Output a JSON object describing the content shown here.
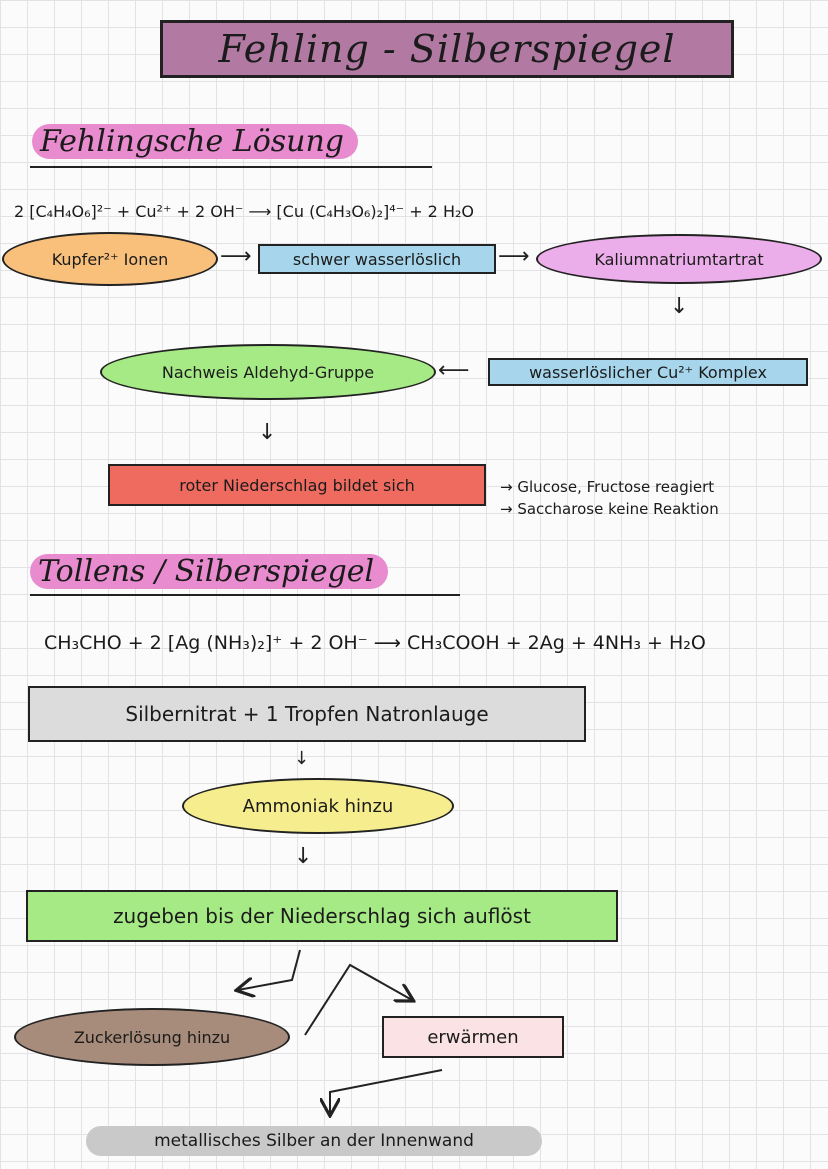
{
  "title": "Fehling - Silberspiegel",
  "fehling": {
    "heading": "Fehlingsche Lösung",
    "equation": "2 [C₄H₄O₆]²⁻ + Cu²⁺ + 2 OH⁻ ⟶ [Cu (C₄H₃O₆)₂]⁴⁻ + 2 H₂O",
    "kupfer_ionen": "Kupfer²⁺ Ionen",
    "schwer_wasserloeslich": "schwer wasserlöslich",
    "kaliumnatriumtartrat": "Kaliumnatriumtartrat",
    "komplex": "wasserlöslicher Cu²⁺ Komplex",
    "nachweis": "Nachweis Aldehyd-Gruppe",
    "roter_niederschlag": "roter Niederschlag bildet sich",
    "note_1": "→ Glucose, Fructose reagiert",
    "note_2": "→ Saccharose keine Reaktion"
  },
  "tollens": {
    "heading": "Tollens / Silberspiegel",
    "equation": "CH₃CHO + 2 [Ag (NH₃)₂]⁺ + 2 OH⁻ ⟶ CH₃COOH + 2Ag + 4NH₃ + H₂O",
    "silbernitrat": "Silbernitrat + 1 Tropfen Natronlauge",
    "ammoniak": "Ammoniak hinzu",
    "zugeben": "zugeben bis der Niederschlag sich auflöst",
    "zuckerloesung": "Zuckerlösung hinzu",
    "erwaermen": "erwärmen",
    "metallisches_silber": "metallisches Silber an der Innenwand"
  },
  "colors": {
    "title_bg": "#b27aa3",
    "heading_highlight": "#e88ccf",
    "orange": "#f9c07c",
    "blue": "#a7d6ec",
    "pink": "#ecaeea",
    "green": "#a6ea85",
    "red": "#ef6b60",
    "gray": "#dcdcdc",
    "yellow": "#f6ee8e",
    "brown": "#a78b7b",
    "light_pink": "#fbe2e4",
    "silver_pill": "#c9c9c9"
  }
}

■ ■ ■ ■ ■

## [Aim]
Write out again every line above exactly as given; the pictures do not belong in the copy.

## [Written reply]
Output a JSON object describing the content shown here.
{
  "title": "Fehling - Silberspiegel",
  "fehling": {
    "heading": "Fehlingsche Lösung",
    "equation": "2 [C₄H₄O₆]²⁻ + Cu²⁺ + 2 OH⁻ ⟶ [Cu (C₄H₃O₆)₂]⁴⁻ + 2 H₂O",
    "kupfer_ionen": "Kupfer²⁺ Ionen",
    "schwer_wasserloeslich": "schwer wasserlöslich",
    "kaliumnatriumtartrat": "Kaliumnatriumtartrat",
    "komplex": "wasserlöslicher Cu²⁺ Komplex",
    "nachweis": "Nachweis Aldehyd-Gruppe",
    "roter_niederschlag": "roter Niederschlag bildet sich",
    "note_1": "→ Glucose, Fructose reagiert",
    "note_2": "→ Saccharose keine Reaktion"
  },
  "tollens": {
    "heading": "Tollens / Silberspiegel",
    "equation": "CH₃CHO + 2 [Ag (NH₃)₂]⁺ + 2 OH⁻ ⟶ CH₃COOH + 2Ag + 4NH₃ + H₂O",
    "silbernitrat": "Silbernitrat + 1 Tropfen Natronlauge",
    "ammoniak": "Ammoniak hinzu",
    "zugeben": "zugeben bis der Niederschlag sich auflöst",
    "zuckerloesung": "Zuckerlösung hinzu",
    "erwaermen": "erwärmen",
    "metallisches_silber": "metallisches Silber an der Innenwand"
  },
  "colors": {
    "title_bg": "#b27aa3",
    "heading_highlight": "#e88ccf",
    "orange": "#f9c07c",
    "blue": "#a7d6ec",
    "pink": "#ecaeea",
    "green": "#a6ea85",
    "red": "#ef6b60",
    "gray": "#dcdcdc",
    "yellow": "#f6ee8e",
    "brown": "#a78b7b",
    "light_pink": "#fbe2e4",
    "silver_pill": "#c9c9c9"
  }
}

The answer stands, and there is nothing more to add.